### Task objective
List each line holding the string "Blazor".

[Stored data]
(begin)

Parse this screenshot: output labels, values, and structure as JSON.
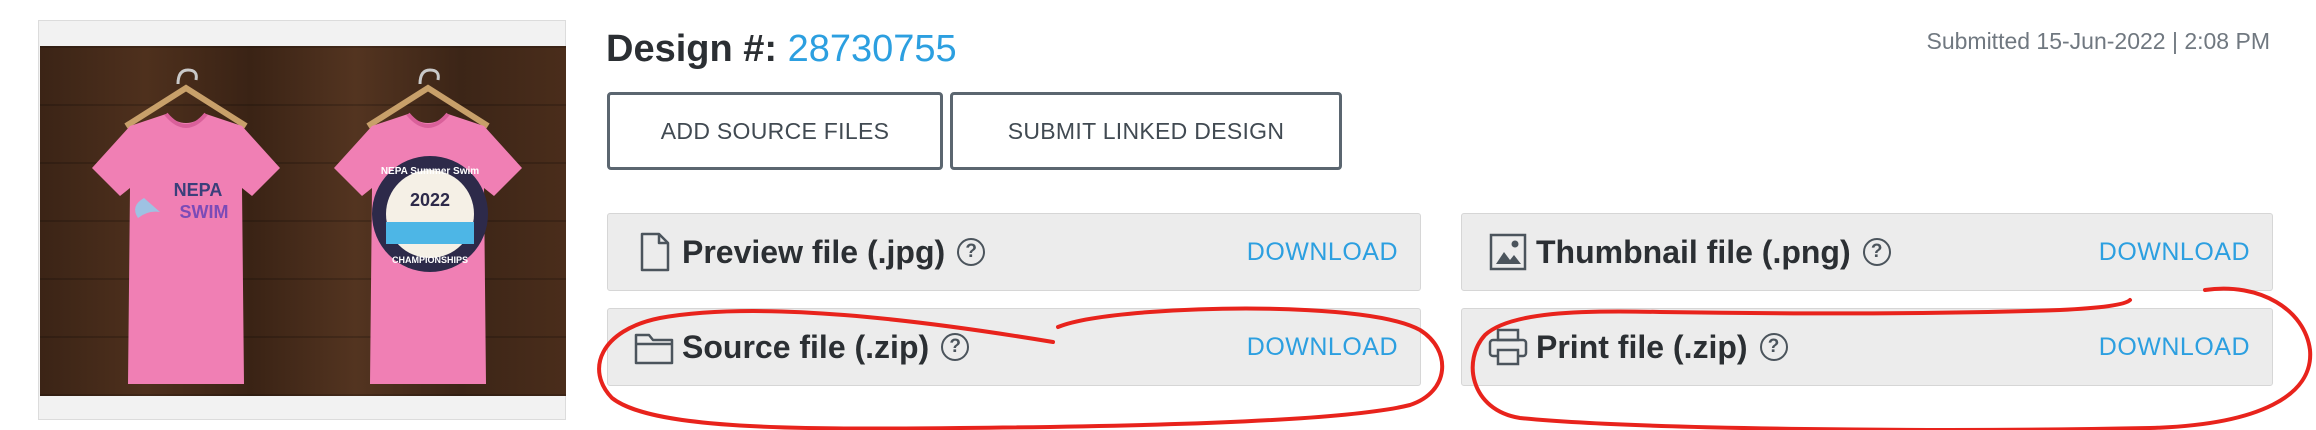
{
  "header": {
    "design_label": "Design #:",
    "design_number": "28730755",
    "submitted": "Submitted 15-Jun-2022 | 2:08 PM"
  },
  "actions": {
    "add_source_files": "ADD SOURCE FILES",
    "submit_linked_design": "SUBMIT LINKED DESIGN"
  },
  "files": {
    "preview": {
      "label": "Preview file (.jpg)",
      "download": "DOWNLOAD",
      "icon": "document-icon"
    },
    "thumbnail": {
      "label": "Thumbnail file (.png)",
      "download": "DOWNLOAD",
      "icon": "image-icon"
    },
    "source": {
      "label": "Source file (.zip)",
      "download": "DOWNLOAD",
      "icon": "folder-icon"
    },
    "print": {
      "label": "Print file (.zip)",
      "download": "DOWNLOAD",
      "icon": "printer-icon"
    }
  },
  "help_glyph": "?",
  "mockup": {
    "left_shirt": {
      "line1": "NEPA",
      "line2": "SWIM"
    },
    "right_shirt": {
      "arc_top": "NEPA Summer Swim",
      "year": "2022",
      "arc_bottom": "CHAMPIONSHIPS"
    }
  },
  "colors": {
    "accent": "#2c9fe0",
    "shirt_pink": "#f07fb4",
    "annotation_red": "#e8231c",
    "row_background": "#ececec"
  }
}
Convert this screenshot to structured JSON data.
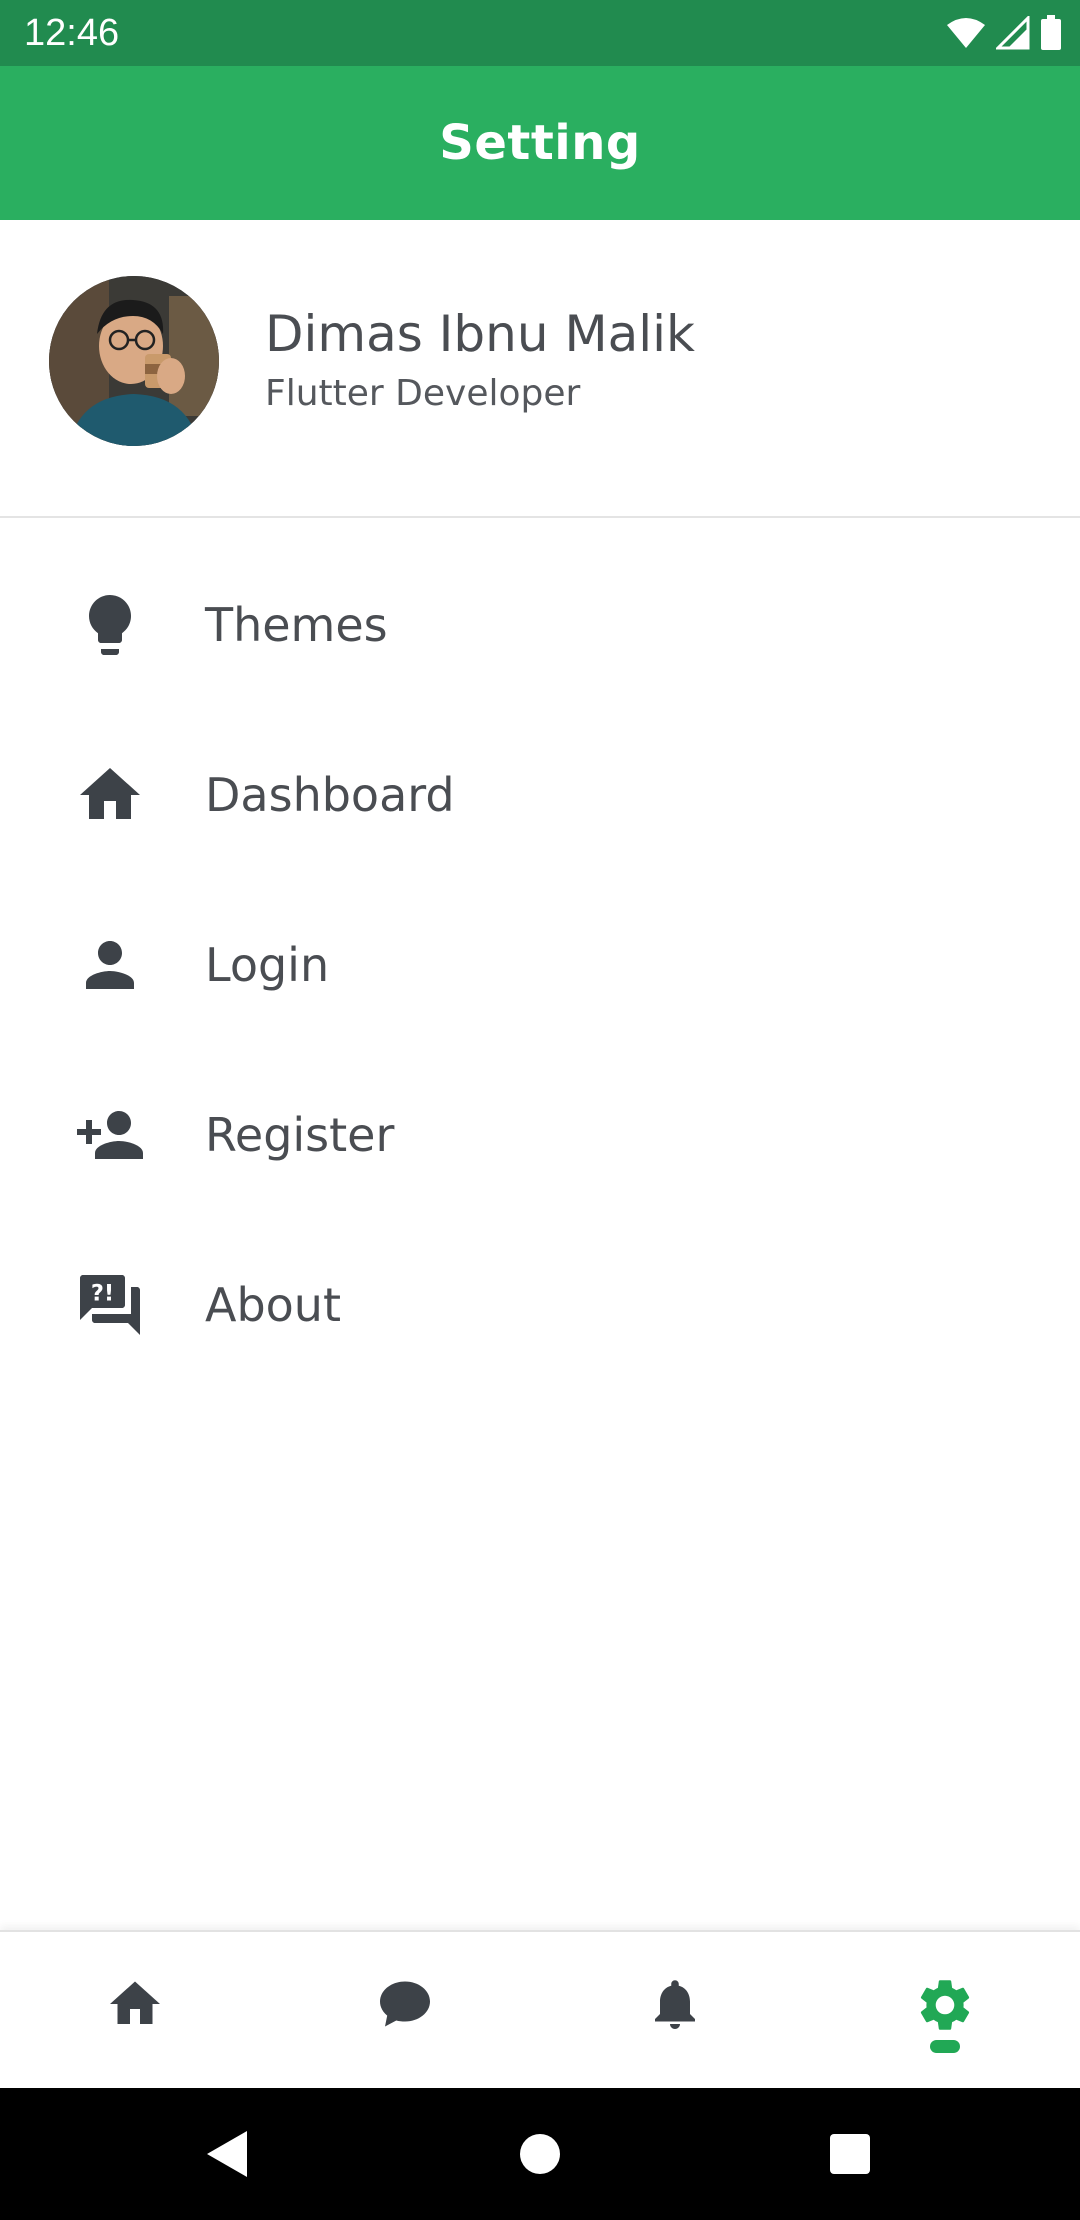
{
  "status_bar": {
    "time": "12:46",
    "icons": [
      "wifi-icon",
      "cellular-signal-icon",
      "battery-icon"
    ],
    "background_color": "#218b4f"
  },
  "app_bar": {
    "title": "Setting",
    "background_color": "#2aaf60"
  },
  "profile": {
    "name": "Dimas Ibnu Malik",
    "role": "Flutter Developer",
    "avatar": "avatar-photo"
  },
  "menu": {
    "items": [
      {
        "label": "Themes",
        "icon": "lightbulb-icon"
      },
      {
        "label": "Dashboard",
        "icon": "home-icon"
      },
      {
        "label": "Login",
        "icon": "person-icon"
      },
      {
        "label": "Register",
        "icon": "person-add-icon"
      },
      {
        "label": "About",
        "icon": "forum-question-icon"
      }
    ],
    "text_color": "#4a4d52"
  },
  "bottom_nav": {
    "items": [
      {
        "icon": "home-icon",
        "active": false
      },
      {
        "icon": "chat-bubble-icon",
        "active": false
      },
      {
        "icon": "bell-icon",
        "active": false
      },
      {
        "icon": "gear-icon",
        "active": true
      }
    ],
    "active_color": "#21a855",
    "inactive_color": "#3d4248"
  },
  "system_nav": {
    "buttons": [
      "back-icon",
      "home-circle-icon",
      "recents-square-icon"
    ]
  }
}
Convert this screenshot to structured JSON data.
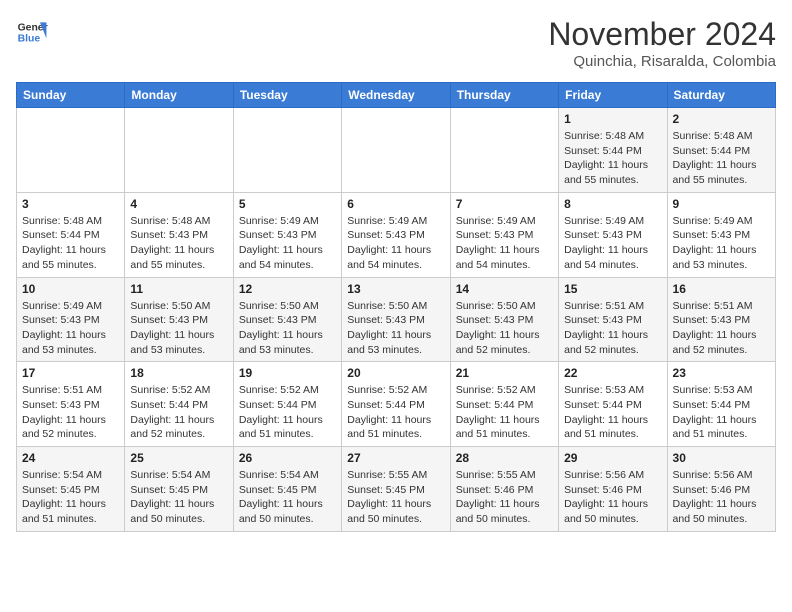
{
  "header": {
    "logo_general": "General",
    "logo_blue": "Blue",
    "month": "November 2024",
    "location": "Quinchia, Risaralda, Colombia"
  },
  "weekdays": [
    "Sunday",
    "Monday",
    "Tuesday",
    "Wednesday",
    "Thursday",
    "Friday",
    "Saturday"
  ],
  "weeks": [
    [
      {
        "day": "",
        "info": ""
      },
      {
        "day": "",
        "info": ""
      },
      {
        "day": "",
        "info": ""
      },
      {
        "day": "",
        "info": ""
      },
      {
        "day": "",
        "info": ""
      },
      {
        "day": "1",
        "info": "Sunrise: 5:48 AM\nSunset: 5:44 PM\nDaylight: 11 hours\nand 55 minutes."
      },
      {
        "day": "2",
        "info": "Sunrise: 5:48 AM\nSunset: 5:44 PM\nDaylight: 11 hours\nand 55 minutes."
      }
    ],
    [
      {
        "day": "3",
        "info": "Sunrise: 5:48 AM\nSunset: 5:44 PM\nDaylight: 11 hours\nand 55 minutes."
      },
      {
        "day": "4",
        "info": "Sunrise: 5:48 AM\nSunset: 5:43 PM\nDaylight: 11 hours\nand 55 minutes."
      },
      {
        "day": "5",
        "info": "Sunrise: 5:49 AM\nSunset: 5:43 PM\nDaylight: 11 hours\nand 54 minutes."
      },
      {
        "day": "6",
        "info": "Sunrise: 5:49 AM\nSunset: 5:43 PM\nDaylight: 11 hours\nand 54 minutes."
      },
      {
        "day": "7",
        "info": "Sunrise: 5:49 AM\nSunset: 5:43 PM\nDaylight: 11 hours\nand 54 minutes."
      },
      {
        "day": "8",
        "info": "Sunrise: 5:49 AM\nSunset: 5:43 PM\nDaylight: 11 hours\nand 54 minutes."
      },
      {
        "day": "9",
        "info": "Sunrise: 5:49 AM\nSunset: 5:43 PM\nDaylight: 11 hours\nand 53 minutes."
      }
    ],
    [
      {
        "day": "10",
        "info": "Sunrise: 5:49 AM\nSunset: 5:43 PM\nDaylight: 11 hours\nand 53 minutes."
      },
      {
        "day": "11",
        "info": "Sunrise: 5:50 AM\nSunset: 5:43 PM\nDaylight: 11 hours\nand 53 minutes."
      },
      {
        "day": "12",
        "info": "Sunrise: 5:50 AM\nSunset: 5:43 PM\nDaylight: 11 hours\nand 53 minutes."
      },
      {
        "day": "13",
        "info": "Sunrise: 5:50 AM\nSunset: 5:43 PM\nDaylight: 11 hours\nand 53 minutes."
      },
      {
        "day": "14",
        "info": "Sunrise: 5:50 AM\nSunset: 5:43 PM\nDaylight: 11 hours\nand 52 minutes."
      },
      {
        "day": "15",
        "info": "Sunrise: 5:51 AM\nSunset: 5:43 PM\nDaylight: 11 hours\nand 52 minutes."
      },
      {
        "day": "16",
        "info": "Sunrise: 5:51 AM\nSunset: 5:43 PM\nDaylight: 11 hours\nand 52 minutes."
      }
    ],
    [
      {
        "day": "17",
        "info": "Sunrise: 5:51 AM\nSunset: 5:43 PM\nDaylight: 11 hours\nand 52 minutes."
      },
      {
        "day": "18",
        "info": "Sunrise: 5:52 AM\nSunset: 5:44 PM\nDaylight: 11 hours\nand 52 minutes."
      },
      {
        "day": "19",
        "info": "Sunrise: 5:52 AM\nSunset: 5:44 PM\nDaylight: 11 hours\nand 51 minutes."
      },
      {
        "day": "20",
        "info": "Sunrise: 5:52 AM\nSunset: 5:44 PM\nDaylight: 11 hours\nand 51 minutes."
      },
      {
        "day": "21",
        "info": "Sunrise: 5:52 AM\nSunset: 5:44 PM\nDaylight: 11 hours\nand 51 minutes."
      },
      {
        "day": "22",
        "info": "Sunrise: 5:53 AM\nSunset: 5:44 PM\nDaylight: 11 hours\nand 51 minutes."
      },
      {
        "day": "23",
        "info": "Sunrise: 5:53 AM\nSunset: 5:44 PM\nDaylight: 11 hours\nand 51 minutes."
      }
    ],
    [
      {
        "day": "24",
        "info": "Sunrise: 5:54 AM\nSunset: 5:45 PM\nDaylight: 11 hours\nand 51 minutes."
      },
      {
        "day": "25",
        "info": "Sunrise: 5:54 AM\nSunset: 5:45 PM\nDaylight: 11 hours\nand 50 minutes."
      },
      {
        "day": "26",
        "info": "Sunrise: 5:54 AM\nSunset: 5:45 PM\nDaylight: 11 hours\nand 50 minutes."
      },
      {
        "day": "27",
        "info": "Sunrise: 5:55 AM\nSunset: 5:45 PM\nDaylight: 11 hours\nand 50 minutes."
      },
      {
        "day": "28",
        "info": "Sunrise: 5:55 AM\nSunset: 5:46 PM\nDaylight: 11 hours\nand 50 minutes."
      },
      {
        "day": "29",
        "info": "Sunrise: 5:56 AM\nSunset: 5:46 PM\nDaylight: 11 hours\nand 50 minutes."
      },
      {
        "day": "30",
        "info": "Sunrise: 5:56 AM\nSunset: 5:46 PM\nDaylight: 11 hours\nand 50 minutes."
      }
    ]
  ]
}
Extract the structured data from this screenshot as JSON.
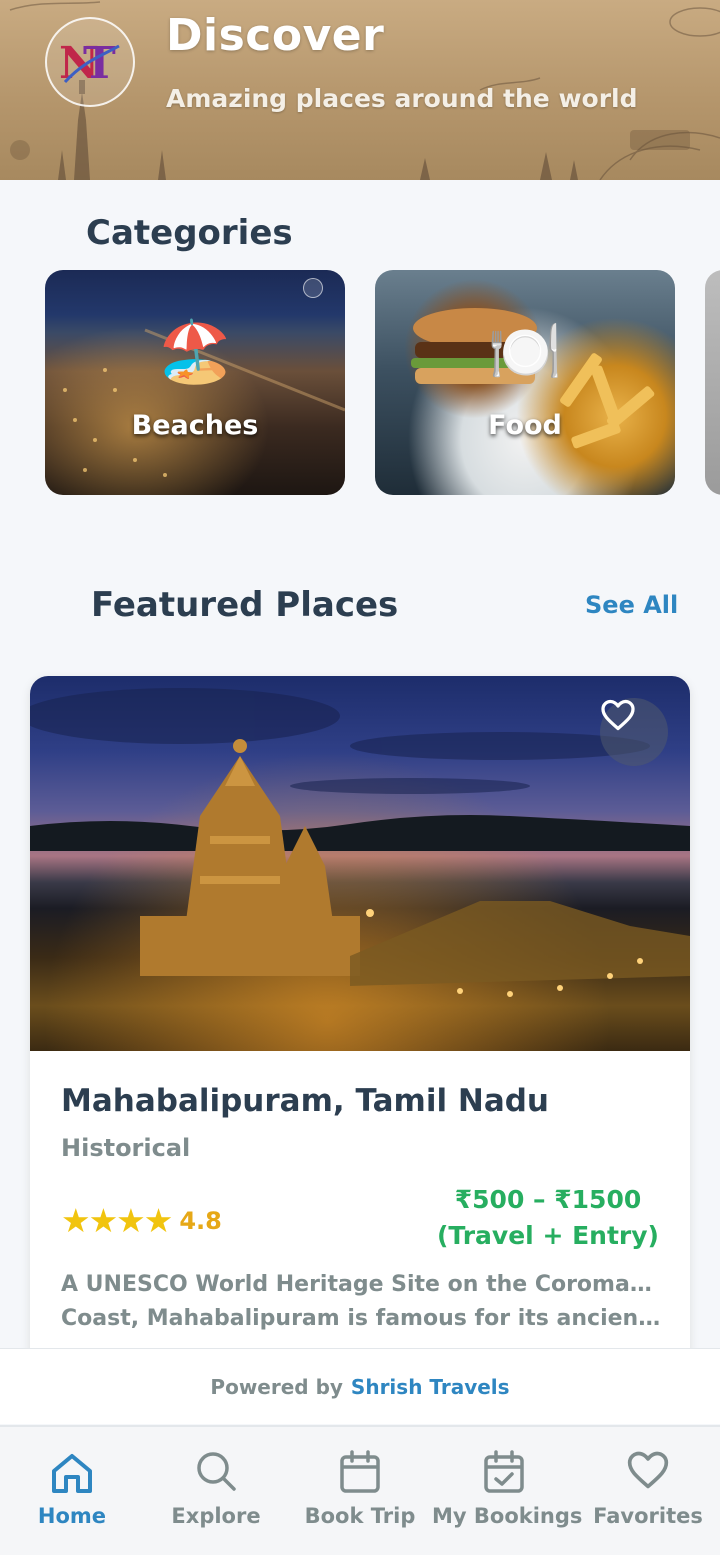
{
  "header": {
    "title": "Discover",
    "subtitle": "Amazing places around the world",
    "logo_text": "NT"
  },
  "categories": {
    "title": "Categories",
    "items": [
      {
        "label": "Beaches",
        "emoji": "🏖️"
      },
      {
        "label": "Food",
        "emoji": "🍽️"
      }
    ]
  },
  "featured": {
    "title": "Featured Places",
    "see_all_label": "See All",
    "place": {
      "name": "Mahabalipuram, Tamil Nadu",
      "category": "Historical",
      "stars": "★★★★",
      "rating": "4.8",
      "price_range": "₹500 – ₹1500",
      "price_note": "(Travel + Entry)",
      "description_line1": "A UNESCO World Heritage Site on the Coromandel",
      "description_line2": "Coast, Mahabalipuram is famous for its ancient r…"
    }
  },
  "footer": {
    "powered_prefix": "Powered by",
    "powered_brand": "Shrish Travels"
  },
  "nav": {
    "items": [
      {
        "label": "Home",
        "icon": "home-icon",
        "active": true
      },
      {
        "label": "Explore",
        "icon": "search-icon",
        "active": false
      },
      {
        "label": "Book Trip",
        "icon": "calendar-icon",
        "active": false
      },
      {
        "label": "My Bookings",
        "icon": "calendar-check-icon",
        "active": false
      },
      {
        "label": "Favorites",
        "icon": "heart-icon",
        "active": false
      }
    ]
  },
  "colors": {
    "primary": "#2e86c1",
    "heading": "#2c3e50",
    "muted": "#7f8c8d",
    "price": "#27ae60",
    "rating": "#e6a817"
  }
}
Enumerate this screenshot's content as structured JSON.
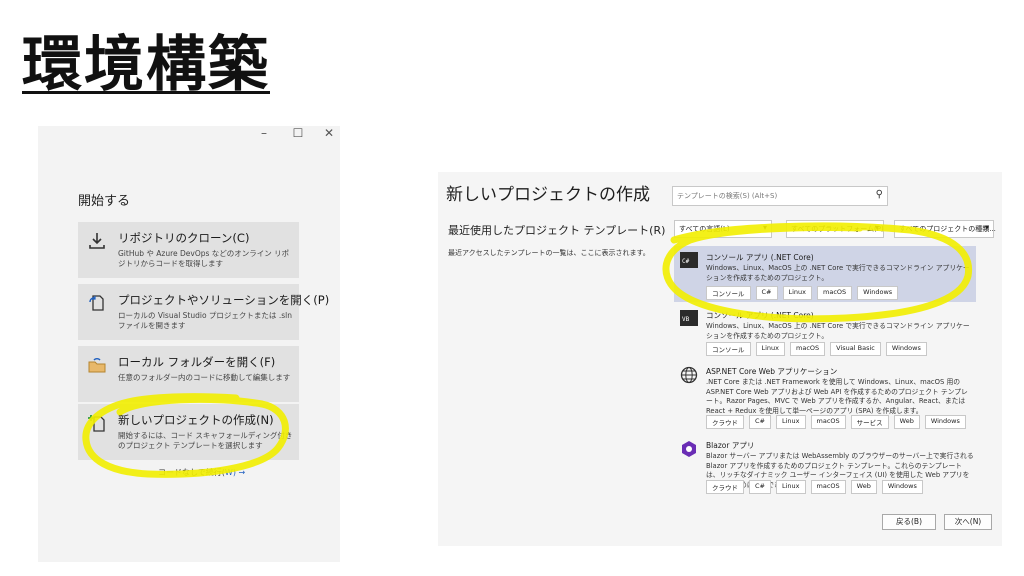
{
  "slide": {
    "title": "環境構築"
  },
  "start": {
    "window_controls": [
      "–",
      "☐",
      "✕"
    ],
    "heading": "開始する",
    "cards": [
      {
        "title": "リポジトリのクローン(C)",
        "desc": "GitHub や Azure DevOps などのオンライン リポジトリからコードを取得します",
        "icon": "clone-icon"
      },
      {
        "title": "プロジェクトやソリューションを開く(P)",
        "desc": "ローカルの Visual Studio プロジェクトまたは .sln ファイルを開きます",
        "icon": "open-project-icon"
      },
      {
        "title": "ローカル フォルダーを開く(F)",
        "desc": "任意のフォルダー内のコードに移動して編集します",
        "icon": "folder-icon"
      },
      {
        "title": "新しいプロジェクトの作成(N)",
        "desc": "開始するには、コード スキャフォールディング付きのプロジェクト テンプレートを選択します",
        "icon": "new-project-icon"
      }
    ],
    "continue_link": "コードなしで続行(",
    "continue_key": "W",
    "continue_end": ") →"
  },
  "new_project": {
    "title": "新しいプロジェクトの作成",
    "search_placeholder": "テンプレートの検索(S) (Alt+S)",
    "recent_heading": "最近使用したプロジェクト テンプレート(R)",
    "recent_desc": "最近アクセスしたテンプレートの一覧は、ここに表示されます。",
    "filters": [
      "すべての言語(L)",
      "すべてのプラットフォーム(P)",
      "すべてのプロジェクトの種類..."
    ],
    "templates": [
      {
        "name": "コンソール アプリ (.NET Core)",
        "desc": "Windows、Linux、MacOS 上の .NET Core で実行できるコマンドライン アプリケーションを作成するためのプロジェクト。",
        "tags": [
          "コンソール",
          "C#",
          "Linux",
          "macOS",
          "Windows"
        ],
        "selected": true
      },
      {
        "name": "コンソール アプリ (.NET Core)",
        "desc": "Windows、Linux、MacOS 上の .NET Core で実行できるコマンドライン アプリケーションを作成するためのプロジェクト。",
        "tags": [
          "コンソール",
          "Linux",
          "macOS",
          "Visual Basic",
          "Windows"
        ],
        "selected": false
      },
      {
        "name": "ASP.NET Core Web アプリケーション",
        "desc": ".NET Core または .NET Framework を使用して Windows、Linux、macOS 用の ASP.NET Core Web アプリおよび Web API を作成するためのプロジェクト テンプレート。Razor Pages、MVC で Web アプリを作成するか、Angular、React、または React + Redux を使用して単一ページのアプリ (SPA) を作成します。",
        "tags": [
          "クラウド",
          "C#",
          "Linux",
          "macOS",
          "サービス",
          "Web",
          "Windows"
        ],
        "selected": false
      },
      {
        "name": "Blazor アプリ",
        "desc": "Blazor サーバー アプリまたは WebAssembly のブラウザーのサーバー上で実行される Blazor アプリを作成するためのプロジェクト テンプレート。これらのテンプレートは、リッチなダイナミック ユーザー インターフェイス (UI) を使用した Web アプリを構築するために使用できます。",
        "tags": [
          "クラウド",
          "C#",
          "Linux",
          "macOS",
          "Web",
          "Windows"
        ],
        "selected": false
      }
    ],
    "back_button": "戻る(B)",
    "next_button": "次へ(N)"
  },
  "colors": {
    "highlight": "#f2ee00",
    "selected_row": "#cfd4e6",
    "link": "#1f5fbf"
  }
}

(end)

### Response for this exercise
        "name": "Blazor アプリ",
        "desc": "Blazor サーバー アプリまたは WebAssembly のブラウザーのサーバー上で実行される Blazor アプリを作成するためのプロジェクト テンプレート。これらのテンプレートは、リッチなダイナミック ユーザー インターフェイス (UI) を使用した Web アプリを構築するために使用できます。",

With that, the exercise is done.